# START OF Data shown

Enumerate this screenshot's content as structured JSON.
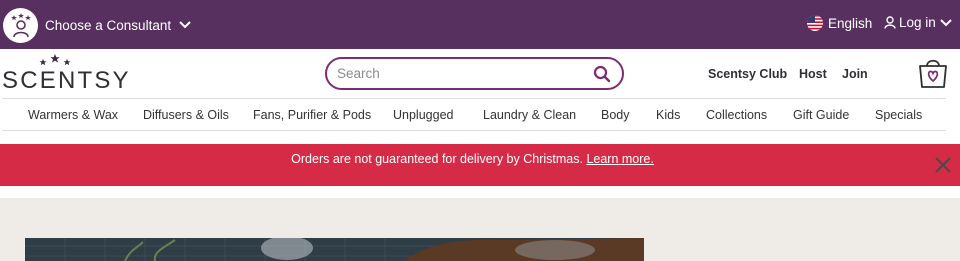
{
  "topbar": {
    "consultant_label": "Choose a Consultant",
    "language_label": "English",
    "login_label": "Log in"
  },
  "brand": {
    "logo_text": "SCENTSY"
  },
  "search": {
    "placeholder": "Search"
  },
  "header_links": [
    "Scentsy Club",
    "Host",
    "Join"
  ],
  "nav": [
    "Warmers & Wax",
    "Diffusers & Oils",
    "Fans, Purifier & Pods",
    "Unplugged",
    "Laundry & Clean",
    "Body",
    "Kids",
    "Collections",
    "Gift Guide",
    "Specials"
  ],
  "alert": {
    "message": "Orders are not guaranteed for delivery by Christmas.",
    "link": "Learn more."
  },
  "colors": {
    "topbar": "#58305f",
    "accent": "#7b2c73",
    "alert": "#d52b47",
    "hero_bg": "#efebe6"
  },
  "icons": [
    "consultant-avatar-icon",
    "chevron-down-icon",
    "us-flag-icon",
    "user-icon",
    "search-icon",
    "shopping-bag-icon",
    "close-icon"
  ]
}
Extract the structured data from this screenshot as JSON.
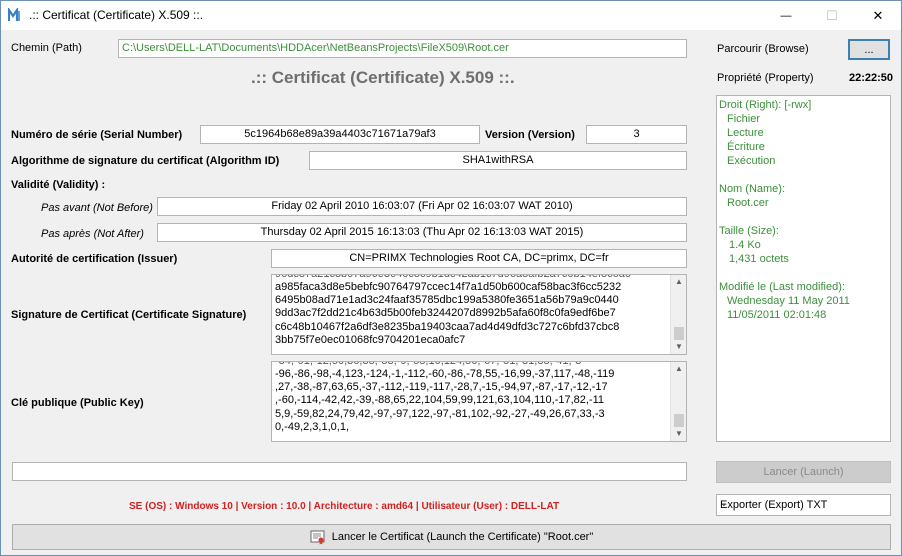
{
  "window": {
    "title": ".:: Certificat (Certificate) X.509 ::.",
    "minimize": "—",
    "maximize": "☐",
    "close": "✕"
  },
  "path": {
    "label": "Chemin (Path)",
    "value": "C:\\Users\\DELL-LAT\\Documents\\HDDAcer\\NetBeansProjects\\FileX509\\Root.cer"
  },
  "heading": ".:: Certificat (Certificate) X.509 ::.",
  "fields": {
    "serial_label": "Numéro de série (Serial Number)",
    "serial_value": "5c1964b68e89a39a4403c71671a79af3",
    "version_label": "Version (Version)",
    "version_value": "3",
    "algorithm_label": "Algorithme de signature du certificat (Algorithm ID)",
    "algorithm_value": "SHA1withRSA",
    "validity_label": "Validité (Validity) :",
    "not_before_label": "Pas avant (Not Before)",
    "not_before_value": "Friday 02 April 2010 16:03:07 (Fri Apr 02 16:03:07 WAT 2010)",
    "not_after_label": "Pas après (Not After)",
    "not_after_value": "Thursday 02 April 2015 16:13:03 (Thu Apr 02 16:13:03 WAT 2015)",
    "issuer_label": "Autorité de certification (Issuer)",
    "issuer_value": "CN=PRIMX Technologies Root CA, DC=primx, DC=fr",
    "signature_label": "Signature de Certificat (Certificate Signature)",
    "signature_lines": [
      "a985faca3d8e5bebfc90764797ccec14f7a1d50b600caf58bac3f6cc5232",
      "6495b08ad71e1ad3c24faaf35785dbc199a5380fe3651a56b79a9c0440",
      "9dd3ac7f2dd21c4b63d5b00feb3244207d8992b5afa60f8c0fa9edf6be7",
      "c6c48b10467f2a6df3e8235ba19403caa7ad4d49dfd3c727c6bfd37cbc8",
      "3bb75f7e0ec01068fc9704201eca0afc7"
    ],
    "pubkey_label": "Clé publique (Public Key)",
    "pubkey_lines": [
      "-96,-86,-98,-4,123,-124,-1,-112,-60,-86,-78,55,-16,99,-37,117,-48,-119",
      ",27,-38,-87,63,65,-37,-112,-119,-117,-28,7,-15,-94,97,-87,-17,-12,-17",
      ",-60,-114,-42,42,-39,-88,65,22,104,59,99,121,63,104,110,-17,82,-11",
      "5,9,-59,82,24,79,42,-97,-97,122,-97,-81,102,-92,-27,-49,26,67,33,-3",
      "0,-49,2,3,1,0,1,"
    ]
  },
  "sidebar": {
    "browse_label": "Parcourir (Browse)",
    "browse_button": "...",
    "property_label": "Propriété (Property)",
    "clock": "22:22:50",
    "rights_header": "Droit (Right): [-rwx]",
    "rights": [
      "Fichier",
      "Lecture",
      "Écriture",
      "Exécution"
    ],
    "name_header": "Nom (Name):",
    "name_value": "Root.cer",
    "size_header": "Taille (Size):",
    "size_kb": "1.4 Ko",
    "size_bytes": "1,431 octets",
    "modified_header": "Modifié le (Last modified):",
    "modified_date": "Wednesday 11 May 2011",
    "modified_datetime": "11/05/2011 02:01:48",
    "launch_button": "Lancer (Launch)",
    "export_selected": "Exporter (Export) TXT"
  },
  "status": {
    "os_info": "SE (OS) : Windows 10 | Version : 10.0 | Architecture : amd64 | Utilisateur (User) : DELL-LAT"
  },
  "footer": {
    "launch_cert_button": "Lancer le Certificat (Launch the Certificate)  \"Root.cer\""
  },
  "colors": {
    "accent_green": "#3c8f3c",
    "heading_grey": "#6e6e6e",
    "os_red": "#d42020"
  }
}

# END OF Data shown

Challenge ▸
Leave the images out and output the remaining material exactly as it stands.

Response to this exercise ▸
Enumerate this screenshot's content as structured JSON.
{
  "topbar": {
    "consultant_label": "Choose a Consultant",
    "language_label": "English",
    "login_label": "Log in"
  },
  "brand": {
    "logo_text": "SCENTSY"
  },
  "search": {
    "placeholder": "Search"
  },
  "header_links": [
    "Scentsy Club",
    "Host",
    "Join"
  ],
  "nav": [
    "Warmers & Wax",
    "Diffusers & Oils",
    "Fans, Purifier & Pods",
    "Unplugged",
    "Laundry & Clean",
    "Body",
    "Kids",
    "Collections",
    "Gift Guide",
    "Specials"
  ],
  "alert": {
    "message": "Orders are not guaranteed for delivery by Christmas.",
    "link": "Learn more."
  },
  "colors": {
    "topbar": "#58305f",
    "accent": "#7b2c73",
    "alert": "#d52b47",
    "hero_bg": "#efebe6"
  },
  "icons": [
    "consultant-avatar-icon",
    "chevron-down-icon",
    "us-flag-icon",
    "user-icon",
    "search-icon",
    "shopping-bag-icon",
    "close-icon"
  ]
}
Extract the structured data from this screenshot as JSON.
{
  "window": {
    "title": ".:: Certificat (Certificate) X.509 ::.",
    "minimize": "—",
    "maximize": "☐",
    "close": "✕"
  },
  "path": {
    "label": "Chemin (Path)",
    "value": "C:\\Users\\DELL-LAT\\Documents\\HDDAcer\\NetBeansProjects\\FileX509\\Root.cer"
  },
  "heading": ".:: Certificat (Certificate) X.509 ::.",
  "fields": {
    "serial_label": "Numéro de série (Serial Number)",
    "serial_value": "5c1964b68e89a39a4403c71671a79af3",
    "version_label": "Version (Version)",
    "version_value": "3",
    "algorithm_label": "Algorithme de signature du certificat (Algorithm ID)",
    "algorithm_value": "SHA1withRSA",
    "validity_label": "Validité (Validity) :",
    "not_before_label": "Pas avant (Not Before)",
    "not_before_value": "Friday 02 April 2010 16:03:07 (Fri Apr 02 16:03:07 WAT 2010)",
    "not_after_label": "Pas après (Not After)",
    "not_after_value": "Thursday 02 April 2015 16:13:03 (Thu Apr 02 16:13:03 WAT 2015)",
    "issuer_label": "Autorité de certification (Issuer)",
    "issuer_value": "CN=PRIMX Technologies Root CA, DC=primx, DC=fr",
    "signature_label": "Signature de Certificat (Certificate Signature)",
    "signature_lines": [
      "a985faca3d8e5bebfc90764797ccec14f7a1d50b600caf58bac3f6cc5232",
      "6495b08ad71e1ad3c24faaf35785dbc199a5380fe3651a56b79a9c0440",
      "9dd3ac7f2dd21c4b63d5b00feb3244207d8992b5afa60f8c0fa9edf6be7",
      "c6c48b10467f2a6df3e8235ba19403caa7ad4d49dfd3c727c6bfd37cbc8",
      "3bb75f7e0ec01068fc9704201eca0afc7"
    ],
    "pubkey_label": "Clé publique (Public Key)",
    "pubkey_lines": [
      "-96,-86,-98,-4,123,-124,-1,-112,-60,-86,-78,55,-16,99,-37,117,-48,-119",
      ",27,-38,-87,63,65,-37,-112,-119,-117,-28,7,-15,-94,97,-87,-17,-12,-17",
      ",-60,-114,-42,42,-39,-88,65,22,104,59,99,121,63,104,110,-17,82,-11",
      "5,9,-59,82,24,79,42,-97,-97,122,-97,-81,102,-92,-27,-49,26,67,33,-3",
      "0,-49,2,3,1,0,1,"
    ]
  },
  "sidebar": {
    "browse_label": "Parcourir (Browse)",
    "browse_button": "...",
    "property_label": "Propriété (Property)",
    "clock": "22:22:50",
    "rights_header": "Droit (Right): [-rwx]",
    "rights": [
      "Fichier",
      "Lecture",
      "Écriture",
      "Exécution"
    ],
    "name_header": "Nom (Name):",
    "name_value": "Root.cer",
    "size_header": "Taille (Size):",
    "size_kb": "1.4 Ko",
    "size_bytes": "1,431 octets",
    "modified_header": "Modifié le (Last modified):",
    "modified_date": "Wednesday 11 May 2011",
    "modified_datetime": "11/05/2011 02:01:48",
    "launch_button": "Lancer (Launch)",
    "export_selected": "Exporter (Export) TXT"
  },
  "status": {
    "os_info": "SE (OS) : Windows 10 | Version : 10.0 | Architecture : amd64 | Utilisateur (User) : DELL-LAT"
  },
  "footer": {
    "launch_cert_button": "Lancer le Certificat (Launch the Certificate)  \"Root.cer\""
  },
  "colors": {
    "accent_green": "#3c8f3c",
    "heading_grey": "#6e6e6e",
    "os_red": "#d42020"
  }
}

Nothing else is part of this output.